PROBLEM STATEMENT: Can you reproduce every line of the entries below, character for character, with nothing added or left out?

DATA FOR THE TASK:
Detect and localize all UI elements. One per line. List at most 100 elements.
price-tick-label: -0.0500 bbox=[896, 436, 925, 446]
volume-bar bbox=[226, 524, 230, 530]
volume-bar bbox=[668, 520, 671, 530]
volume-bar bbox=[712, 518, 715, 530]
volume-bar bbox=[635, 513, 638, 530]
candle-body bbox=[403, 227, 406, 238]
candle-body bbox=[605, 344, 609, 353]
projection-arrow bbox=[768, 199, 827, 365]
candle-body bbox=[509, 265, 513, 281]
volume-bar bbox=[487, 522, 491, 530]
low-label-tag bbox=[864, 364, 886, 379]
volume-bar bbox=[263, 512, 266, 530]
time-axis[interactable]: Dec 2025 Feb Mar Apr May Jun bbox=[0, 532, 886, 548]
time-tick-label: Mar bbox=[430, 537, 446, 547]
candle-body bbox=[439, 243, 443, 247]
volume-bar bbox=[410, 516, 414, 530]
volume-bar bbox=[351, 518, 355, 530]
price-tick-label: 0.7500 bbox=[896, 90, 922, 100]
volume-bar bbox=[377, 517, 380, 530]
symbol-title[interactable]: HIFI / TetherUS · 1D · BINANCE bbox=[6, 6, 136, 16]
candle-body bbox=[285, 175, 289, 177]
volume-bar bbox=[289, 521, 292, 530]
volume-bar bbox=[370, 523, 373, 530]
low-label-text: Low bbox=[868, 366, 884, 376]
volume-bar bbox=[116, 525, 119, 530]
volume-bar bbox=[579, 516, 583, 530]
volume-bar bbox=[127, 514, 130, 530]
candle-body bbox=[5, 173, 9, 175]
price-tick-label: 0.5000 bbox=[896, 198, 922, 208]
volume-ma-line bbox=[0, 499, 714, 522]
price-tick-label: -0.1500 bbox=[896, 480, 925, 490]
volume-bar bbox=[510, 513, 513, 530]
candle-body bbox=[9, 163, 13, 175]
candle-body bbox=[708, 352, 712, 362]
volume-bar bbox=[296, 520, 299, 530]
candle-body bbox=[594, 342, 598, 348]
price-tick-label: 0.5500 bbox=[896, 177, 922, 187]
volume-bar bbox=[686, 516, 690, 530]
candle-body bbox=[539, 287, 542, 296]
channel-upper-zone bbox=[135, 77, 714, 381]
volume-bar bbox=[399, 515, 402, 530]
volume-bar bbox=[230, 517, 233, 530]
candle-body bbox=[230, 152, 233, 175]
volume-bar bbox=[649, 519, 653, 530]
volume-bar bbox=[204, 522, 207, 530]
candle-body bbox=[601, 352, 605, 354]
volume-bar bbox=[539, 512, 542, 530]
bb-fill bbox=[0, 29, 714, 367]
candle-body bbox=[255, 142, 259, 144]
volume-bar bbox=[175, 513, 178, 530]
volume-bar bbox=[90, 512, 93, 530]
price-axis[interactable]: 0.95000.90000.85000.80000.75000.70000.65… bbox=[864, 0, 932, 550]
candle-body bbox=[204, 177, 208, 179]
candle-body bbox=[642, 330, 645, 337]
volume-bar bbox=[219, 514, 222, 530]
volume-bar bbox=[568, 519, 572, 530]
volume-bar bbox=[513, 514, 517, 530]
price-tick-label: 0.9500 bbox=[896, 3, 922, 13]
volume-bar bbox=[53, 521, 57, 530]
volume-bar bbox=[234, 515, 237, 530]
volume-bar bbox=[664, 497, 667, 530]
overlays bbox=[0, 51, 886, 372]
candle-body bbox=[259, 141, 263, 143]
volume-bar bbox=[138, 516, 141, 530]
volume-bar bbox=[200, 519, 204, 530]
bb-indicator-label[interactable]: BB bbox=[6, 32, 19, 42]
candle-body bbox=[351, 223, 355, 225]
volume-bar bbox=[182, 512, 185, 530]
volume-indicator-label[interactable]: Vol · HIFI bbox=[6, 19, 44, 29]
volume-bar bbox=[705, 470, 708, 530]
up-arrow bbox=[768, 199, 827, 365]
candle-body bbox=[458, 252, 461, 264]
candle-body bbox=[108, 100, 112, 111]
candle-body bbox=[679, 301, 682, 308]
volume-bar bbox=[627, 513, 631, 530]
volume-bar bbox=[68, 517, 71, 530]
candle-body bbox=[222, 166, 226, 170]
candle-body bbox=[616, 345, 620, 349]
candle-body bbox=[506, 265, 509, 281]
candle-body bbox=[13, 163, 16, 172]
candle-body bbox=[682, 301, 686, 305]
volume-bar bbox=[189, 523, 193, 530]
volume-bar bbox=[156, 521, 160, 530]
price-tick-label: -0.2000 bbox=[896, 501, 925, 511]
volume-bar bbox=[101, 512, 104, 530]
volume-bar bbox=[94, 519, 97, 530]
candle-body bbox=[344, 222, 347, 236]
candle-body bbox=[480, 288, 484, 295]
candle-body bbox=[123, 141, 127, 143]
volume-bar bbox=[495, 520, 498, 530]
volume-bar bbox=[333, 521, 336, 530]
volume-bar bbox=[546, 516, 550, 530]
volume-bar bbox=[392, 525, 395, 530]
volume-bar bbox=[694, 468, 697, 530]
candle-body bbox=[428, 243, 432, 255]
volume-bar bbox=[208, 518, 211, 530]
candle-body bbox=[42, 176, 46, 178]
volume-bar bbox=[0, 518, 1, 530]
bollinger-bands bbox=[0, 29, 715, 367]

TASK RESPONSE:
Detect and localize all UI elements. One per line. List at most 100 elements.
price-tick-label: -0.0500 bbox=[896, 436, 925, 446]
volume-bar bbox=[226, 524, 230, 530]
volume-bar bbox=[668, 520, 671, 530]
volume-bar bbox=[712, 518, 715, 530]
volume-bar bbox=[635, 513, 638, 530]
candle-body bbox=[403, 227, 406, 238]
candle-body bbox=[605, 344, 609, 353]
projection-arrow bbox=[768, 199, 827, 365]
candle-body bbox=[509, 265, 513, 281]
volume-bar bbox=[487, 522, 491, 530]
low-label-tag bbox=[864, 364, 886, 379]
volume-bar bbox=[263, 512, 266, 530]
time-axis[interactable]: Dec 2025 Feb Mar Apr May Jun bbox=[0, 532, 886, 548]
time-tick-label: Mar bbox=[430, 537, 446, 547]
candle-body bbox=[439, 243, 443, 247]
volume-bar bbox=[410, 516, 414, 530]
volume-bar bbox=[351, 518, 355, 530]
price-tick-label: 0.7500 bbox=[896, 90, 922, 100]
volume-bar bbox=[377, 517, 380, 530]
symbol-title[interactable]: HIFI / TetherUS · 1D · BINANCE bbox=[6, 6, 136, 16]
candle-body bbox=[285, 175, 289, 177]
volume-bar bbox=[289, 521, 292, 530]
volume-bar bbox=[370, 523, 373, 530]
low-label-text: Low bbox=[868, 366, 884, 376]
volume-bar bbox=[116, 525, 119, 530]
volume-bar bbox=[579, 516, 583, 530]
volume-bar bbox=[127, 514, 130, 530]
candle-body bbox=[5, 173, 9, 175]
price-tick-label: 0.5000 bbox=[896, 198, 922, 208]
volume-ma-line bbox=[0, 499, 714, 522]
price-tick-label: -0.1500 bbox=[896, 480, 925, 490]
volume-bar bbox=[510, 513, 513, 530]
candle-body bbox=[9, 163, 13, 175]
candle-body bbox=[708, 352, 712, 362]
volume-bar bbox=[296, 520, 299, 530]
candle-body bbox=[594, 342, 598, 348]
price-tick-label: 0.5500 bbox=[896, 177, 922, 187]
volume-bar bbox=[686, 516, 690, 530]
candle-body bbox=[539, 287, 542, 296]
channel-upper-zone bbox=[135, 77, 714, 381]
volume-bar bbox=[399, 515, 402, 530]
volume-bar bbox=[230, 517, 233, 530]
candle-body bbox=[230, 152, 233, 175]
volume-bar bbox=[649, 519, 653, 530]
volume-bar bbox=[204, 522, 207, 530]
candle-body bbox=[601, 352, 605, 354]
volume-bar bbox=[539, 512, 542, 530]
bb-fill bbox=[0, 29, 714, 367]
candle-body bbox=[255, 142, 259, 144]
volume-bar bbox=[175, 513, 178, 530]
volume-bar bbox=[90, 512, 93, 530]
price-axis[interactable]: 0.95000.90000.85000.80000.75000.70000.65… bbox=[864, 0, 932, 550]
candle-body bbox=[204, 177, 208, 179]
candle-body bbox=[642, 330, 645, 337]
volume-bar bbox=[219, 514, 222, 530]
volume-bar bbox=[568, 519, 572, 530]
volume-bar bbox=[513, 514, 517, 530]
price-tick-label: 0.9500 bbox=[896, 3, 922, 13]
volume-bar bbox=[53, 521, 57, 530]
volume-bar bbox=[234, 515, 237, 530]
volume-bar bbox=[664, 497, 667, 530]
overlays bbox=[0, 51, 886, 372]
candle-body bbox=[259, 141, 263, 143]
volume-bar bbox=[138, 516, 141, 530]
volume-bar bbox=[200, 519, 204, 530]
bb-indicator-label[interactable]: BB bbox=[6, 32, 19, 42]
candle-body bbox=[351, 223, 355, 225]
volume-bar bbox=[182, 512, 185, 530]
volume-indicator-label[interactable]: Vol · HIFI bbox=[6, 19, 44, 29]
volume-bar bbox=[705, 470, 708, 530]
up-arrow bbox=[768, 199, 827, 365]
candle-body bbox=[458, 252, 461, 264]
candle-body bbox=[108, 100, 112, 111]
candle-body bbox=[679, 301, 682, 308]
volume-bar bbox=[627, 513, 631, 530]
volume-bar bbox=[68, 517, 71, 530]
candle-body bbox=[222, 166, 226, 170]
candle-body bbox=[616, 345, 620, 349]
candle-body bbox=[506, 265, 509, 281]
candle-body bbox=[13, 163, 16, 172]
candle-body bbox=[682, 301, 686, 305]
volume-bar bbox=[189, 523, 193, 530]
volume-bar bbox=[156, 521, 160, 530]
price-tick-label: -0.2000 bbox=[896, 501, 925, 511]
volume-bar bbox=[101, 512, 104, 530]
volume-bar bbox=[94, 519, 97, 530]
candle-body bbox=[344, 222, 347, 236]
candle-body bbox=[480, 288, 484, 295]
candle-body bbox=[123, 141, 127, 143]
volume-bar bbox=[495, 520, 498, 530]
volume-bar bbox=[333, 521, 336, 530]
volume-bar bbox=[546, 516, 550, 530]
volume-bar bbox=[392, 525, 395, 530]
volume-bar bbox=[694, 468, 697, 530]
candle-body bbox=[428, 243, 432, 255]
volume-bar bbox=[208, 518, 211, 530]
candle-body bbox=[42, 176, 46, 178]
volume-bar bbox=[0, 518, 1, 530]
bollinger-bands bbox=[0, 29, 715, 367]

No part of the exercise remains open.